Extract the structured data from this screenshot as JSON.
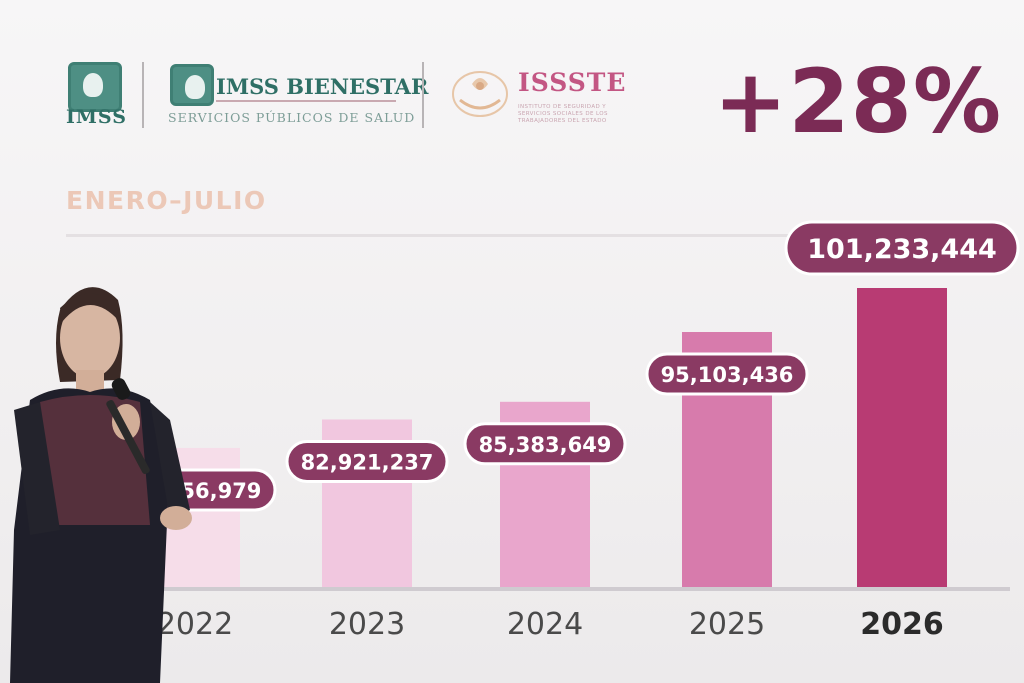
{
  "logos": {
    "imss": {
      "label": "IMSS"
    },
    "imss_bienestar": {
      "title": "IMSS BIENESTAR",
      "subtitle": "SERVICIOS PÚBLICOS DE SALUD"
    },
    "issste": {
      "title": "ISSSTE",
      "subtitle": "INSTITUTO DE SEGURIDAD Y SERVICIOS SOCIALES DE LOS TRABAJADORES DEL ESTADO"
    }
  },
  "headline": "+28%",
  "colors": {
    "headline": "#7b2b55",
    "bars": [
      "#f6dde9",
      "#f1c7df",
      "#e9a6cc",
      "#d77bac",
      "#b83b73"
    ],
    "label_bg": "#8a3a63",
    "label_border": "#ffffff",
    "period": "#ecc8b7"
  },
  "chart_data": {
    "type": "bar",
    "title": "ENERO–JULIO",
    "categories": [
      "2022",
      "2023",
      "2024",
      "2025",
      "2026"
    ],
    "values": [
      78956979,
      82921237,
      85383649,
      95103436,
      101233444
    ],
    "value_labels": [
      "78,956,979",
      "82,921,237",
      "85,383,649",
      "95,103,436",
      "101,233,444"
    ],
    "highlight_category": "2026",
    "ylim": [
      0,
      101233444
    ],
    "xlabel": "",
    "ylabel": "",
    "grid": false,
    "legend": "none"
  }
}
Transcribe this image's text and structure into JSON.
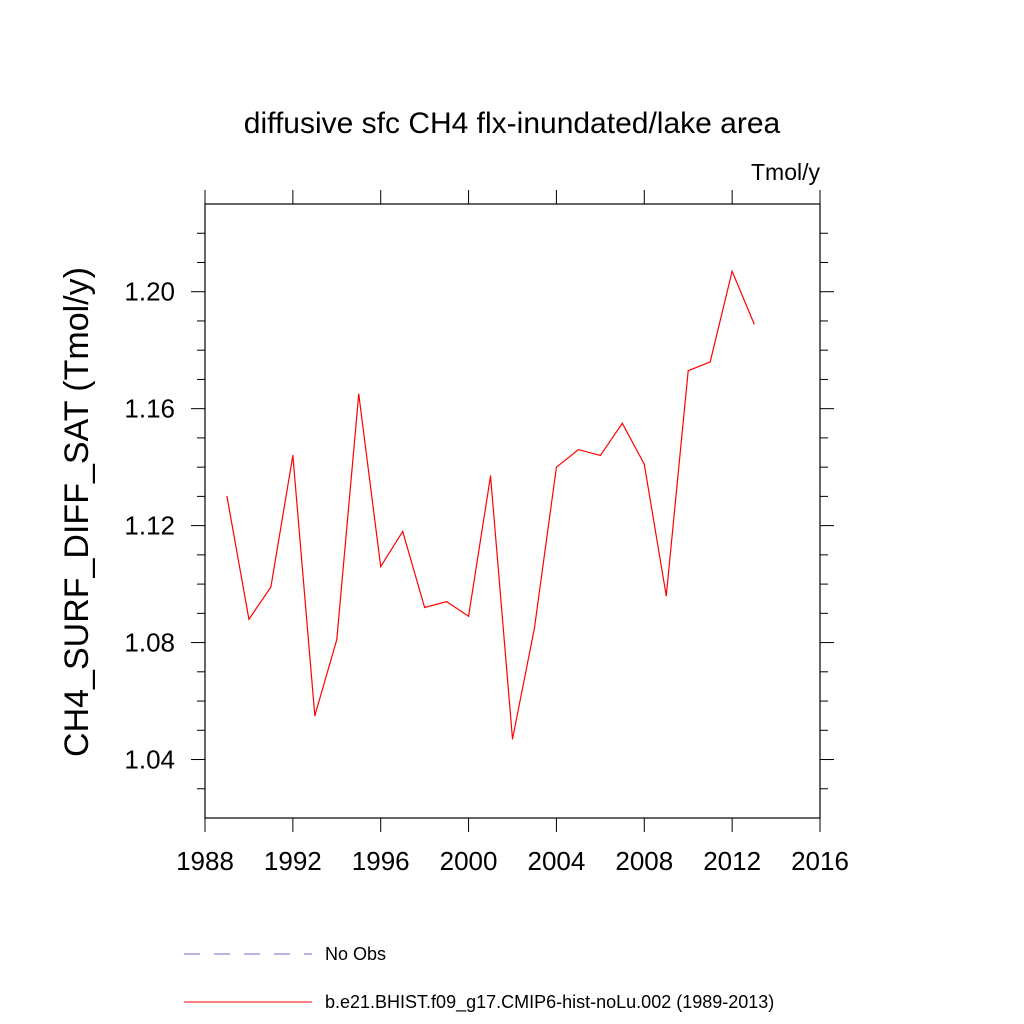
{
  "chart_data": {
    "type": "line",
    "title": "diffusive sfc CH4 flx-inundated/lake area",
    "units_label": "Tmol/y",
    "ylabel": "CH4_SURF_DIFF_SAT  (Tmol/y)",
    "xlabel": "",
    "xlim": [
      1988,
      2016
    ],
    "ylim": [
      1.02,
      1.23
    ],
    "xticks": [
      1988,
      1992,
      1996,
      2000,
      2004,
      2008,
      2012,
      2016
    ],
    "yticks": [
      1.04,
      1.08,
      1.12,
      1.16,
      1.2
    ],
    "ytick_labels": [
      "1.04",
      "1.08",
      "1.12",
      "1.16",
      "1.20"
    ],
    "grid": false,
    "series": [
      {
        "name": "b.e21.BHIST.f09_g17.CMIP6-hist-noLu.002 (1989-2013)",
        "color": "#ff0000",
        "style": "solid",
        "x": [
          1989,
          1990,
          1991,
          1992,
          1993,
          1994,
          1995,
          1996,
          1997,
          1998,
          1999,
          2000,
          2001,
          2002,
          2003,
          2004,
          2005,
          2006,
          2007,
          2008,
          2009,
          2010,
          2011,
          2012,
          2013
        ],
        "y": [
          1.13,
          1.088,
          1.099,
          1.144,
          1.055,
          1.081,
          1.165,
          1.106,
          1.118,
          1.092,
          1.094,
          1.089,
          1.137,
          1.047,
          1.085,
          1.14,
          1.146,
          1.144,
          1.155,
          1.141,
          1.096,
          1.173,
          1.176,
          1.207,
          1.189
        ]
      }
    ],
    "legend": {
      "placement": "bottom",
      "entries": [
        {
          "label": "No Obs",
          "color": "#6a6acd",
          "style": "dashed"
        },
        {
          "label": "b.e21.BHIST.f09_g17.CMIP6-hist-noLu.002 (1989-2013)",
          "color": "#ff0000",
          "style": "solid"
        }
      ]
    }
  }
}
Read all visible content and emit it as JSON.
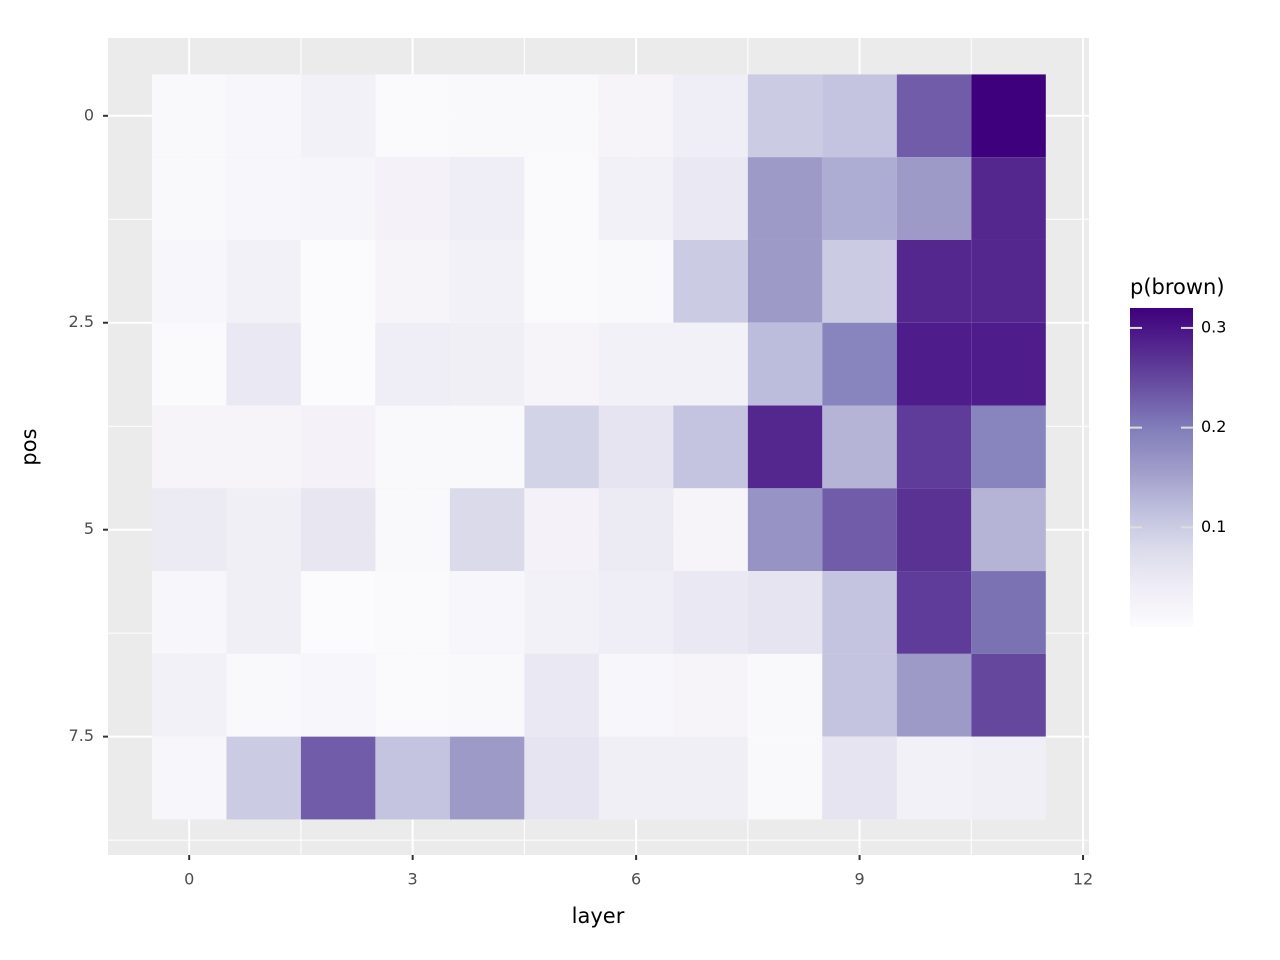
{
  "chart_data": {
    "type": "heatmap",
    "x_label": "layer",
    "y_label": "pos",
    "legend_title": "p(brown)",
    "x": [
      0,
      1,
      2,
      3,
      4,
      5,
      6,
      7,
      8,
      9,
      10,
      11
    ],
    "y": [
      0,
      1,
      2,
      3,
      4,
      5,
      6,
      7,
      8
    ],
    "z": [
      [
        0.01,
        0.015,
        0.03,
        0.005,
        0.008,
        0.01,
        0.02,
        0.04,
        0.1,
        0.11,
        0.23,
        0.32
      ],
      [
        0.01,
        0.015,
        0.018,
        0.025,
        0.04,
        0.005,
        0.03,
        0.05,
        0.16,
        0.14,
        0.16,
        0.28
      ],
      [
        0.015,
        0.03,
        0.003,
        0.02,
        0.03,
        0.005,
        0.008,
        0.1,
        0.16,
        0.1,
        0.28,
        0.28
      ],
      [
        0.005,
        0.05,
        0.003,
        0.04,
        0.035,
        0.02,
        0.03,
        0.03,
        0.12,
        0.19,
        0.29,
        0.29
      ],
      [
        0.02,
        0.02,
        0.025,
        0.01,
        0.01,
        0.09,
        0.06,
        0.11,
        0.28,
        0.13,
        0.26,
        0.19
      ],
      [
        0.045,
        0.035,
        0.055,
        0.01,
        0.08,
        0.025,
        0.045,
        0.02,
        0.17,
        0.23,
        0.27,
        0.13
      ],
      [
        0.015,
        0.035,
        0.003,
        0.005,
        0.015,
        0.03,
        0.04,
        0.05,
        0.06,
        0.11,
        0.26,
        0.21
      ],
      [
        0.03,
        0.01,
        0.015,
        0.005,
        0.01,
        0.05,
        0.015,
        0.02,
        0.01,
        0.11,
        0.16,
        0.25
      ],
      [
        0.015,
        0.1,
        0.23,
        0.11,
        0.16,
        0.06,
        0.035,
        0.035,
        0.01,
        0.06,
        0.03,
        0.035
      ]
    ],
    "xlim": [
      -1.09,
      12.08
    ],
    "xticks": [
      0,
      3,
      6,
      9,
      12
    ],
    "ylim": [
      -0.94,
      8.93
    ],
    "yticks": [
      0,
      2.5,
      5,
      7.5
    ],
    "y_reversed": true,
    "zlim": [
      0,
      0.32
    ],
    "zticks": [
      0.1,
      0.2,
      0.3
    ],
    "colors": [
      "#fcfbfd",
      "#efedf5",
      "#dadaeb",
      "#bcbddc",
      "#9e9ac8",
      "#807dba",
      "#6a51a3",
      "#54278f",
      "#3f007d"
    ],
    "grid": true
  }
}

════

Can you repeat every record above exactly, apart from the pictures?

> [Solution]
Extract the structured data from this screenshot as JSON.
{
  "logos": {
    "imss": {
      "label": "IMSS"
    },
    "imss_bienestar": {
      "title": "IMSS BIENESTAR",
      "subtitle": "SERVICIOS PÚBLICOS DE SALUD"
    },
    "issste": {
      "title": "ISSSTE",
      "subtitle": "INSTITUTO DE SEGURIDAD Y SERVICIOS SOCIALES DE LOS TRABAJADORES DEL ESTADO"
    }
  },
  "headline": "+28%",
  "colors": {
    "headline": "#7b2b55",
    "bars": [
      "#f6dde9",
      "#f1c7df",
      "#e9a6cc",
      "#d77bac",
      "#b83b73"
    ],
    "label_bg": "#8a3a63",
    "label_border": "#ffffff",
    "period": "#ecc8b7"
  },
  "chart_data": {
    "type": "bar",
    "title": "ENERO–JULIO",
    "categories": [
      "2022",
      "2023",
      "2024",
      "2025",
      "2026"
    ],
    "values": [
      78956979,
      82921237,
      85383649,
      95103436,
      101233444
    ],
    "value_labels": [
      "78,956,979",
      "82,921,237",
      "85,383,649",
      "95,103,436",
      "101,233,444"
    ],
    "highlight_category": "2026",
    "ylim": [
      0,
      101233444
    ],
    "xlabel": "",
    "ylabel": "",
    "grid": false,
    "legend": "none"
  }
}
Transcribe this image's text and structure into JSON.
{
  "chart_data": {
    "type": "line",
    "title": "diffusive sfc CH4 flx-inundated/lake area",
    "units_label": "Tmol/y",
    "ylabel": "CH4_SURF_DIFF_SAT  (Tmol/y)",
    "xlabel": "",
    "xlim": [
      1988,
      2016
    ],
    "ylim": [
      1.02,
      1.23
    ],
    "xticks": [
      1988,
      1992,
      1996,
      2000,
      2004,
      2008,
      2012,
      2016
    ],
    "yticks": [
      1.04,
      1.08,
      1.12,
      1.16,
      1.2
    ],
    "ytick_labels": [
      "1.04",
      "1.08",
      "1.12",
      "1.16",
      "1.20"
    ],
    "grid": false,
    "series": [
      {
        "name": "b.e21.BHIST.f09_g17.CMIP6-hist-noLu.002 (1989-2013)",
        "color": "#ff0000",
        "style": "solid",
        "x": [
          1989,
          1990,
          1991,
          1992,
          1993,
          1994,
          1995,
          1996,
          1997,
          1998,
          1999,
          2000,
          2001,
          2002,
          2003,
          2004,
          2005,
          2006,
          2007,
          2008,
          2009,
          2010,
          2011,
          2012,
          2013
        ],
        "y": [
          1.13,
          1.088,
          1.099,
          1.144,
          1.055,
          1.081,
          1.165,
          1.106,
          1.118,
          1.092,
          1.094,
          1.089,
          1.137,
          1.047,
          1.085,
          1.14,
          1.146,
          1.144,
          1.155,
          1.141,
          1.096,
          1.173,
          1.176,
          1.207,
          1.189
        ]
      }
    ],
    "legend": {
      "placement": "bottom",
      "entries": [
        {
          "label": "No Obs",
          "color": "#6a6acd",
          "style": "dashed"
        },
        {
          "label": "b.e21.BHIST.f09_g17.CMIP6-hist-noLu.002 (1989-2013)",
          "color": "#ff0000",
          "style": "solid"
        }
      ]
    }
  }
}
Read all visible content and emit it as JSON.
{
  "chart_data": {
    "type": "heatmap",
    "x_label": "layer",
    "y_label": "pos",
    "legend_title": "p(brown)",
    "x": [
      0,
      1,
      2,
      3,
      4,
      5,
      6,
      7,
      8,
      9,
      10,
      11
    ],
    "y": [
      0,
      1,
      2,
      3,
      4,
      5,
      6,
      7,
      8
    ],
    "z": [
      [
        0.01,
        0.015,
        0.03,
        0.005,
        0.008,
        0.01,
        0.02,
        0.04,
        0.1,
        0.11,
        0.23,
        0.32
      ],
      [
        0.01,
        0.015,
        0.018,
        0.025,
        0.04,
        0.005,
        0.03,
        0.05,
        0.16,
        0.14,
        0.16,
        0.28
      ],
      [
        0.015,
        0.03,
        0.003,
        0.02,
        0.03,
        0.005,
        0.008,
        0.1,
        0.16,
        0.1,
        0.28,
        0.28
      ],
      [
        0.005,
        0.05,
        0.003,
        0.04,
        0.035,
        0.02,
        0.03,
        0.03,
        0.12,
        0.19,
        0.29,
        0.29
      ],
      [
        0.02,
        0.02,
        0.025,
        0.01,
        0.01,
        0.09,
        0.06,
        0.11,
        0.28,
        0.13,
        0.26,
        0.19
      ],
      [
        0.045,
        0.035,
        0.055,
        0.01,
        0.08,
        0.025,
        0.045,
        0.02,
        0.17,
        0.23,
        0.27,
        0.13
      ],
      [
        0.015,
        0.035,
        0.003,
        0.005,
        0.015,
        0.03,
        0.04,
        0.05,
        0.06,
        0.11,
        0.26,
        0.21
      ],
      [
        0.03,
        0.01,
        0.015,
        0.005,
        0.01,
        0.05,
        0.015,
        0.02,
        0.01,
        0.11,
        0.16,
        0.25
      ],
      [
        0.015,
        0.1,
        0.23,
        0.11,
        0.16,
        0.06,
        0.035,
        0.035,
        0.01,
        0.06,
        0.03,
        0.035
      ]
    ],
    "xlim": [
      -1.09,
      12.08
    ],
    "xticks": [
      0,
      3,
      6,
      9,
      12
    ],
    "ylim": [
      -0.94,
      8.93
    ],
    "yticks": [
      0,
      2.5,
      5,
      7.5
    ],
    "y_reversed": true,
    "zlim": [
      0,
      0.32
    ],
    "zticks": [
      0.1,
      0.2,
      0.3
    ],
    "colors": [
      "#fcfbfd",
      "#efedf5",
      "#dadaeb",
      "#bcbddc",
      "#9e9ac8",
      "#807dba",
      "#6a51a3",
      "#54278f",
      "#3f007d"
    ],
    "grid": true
  }
}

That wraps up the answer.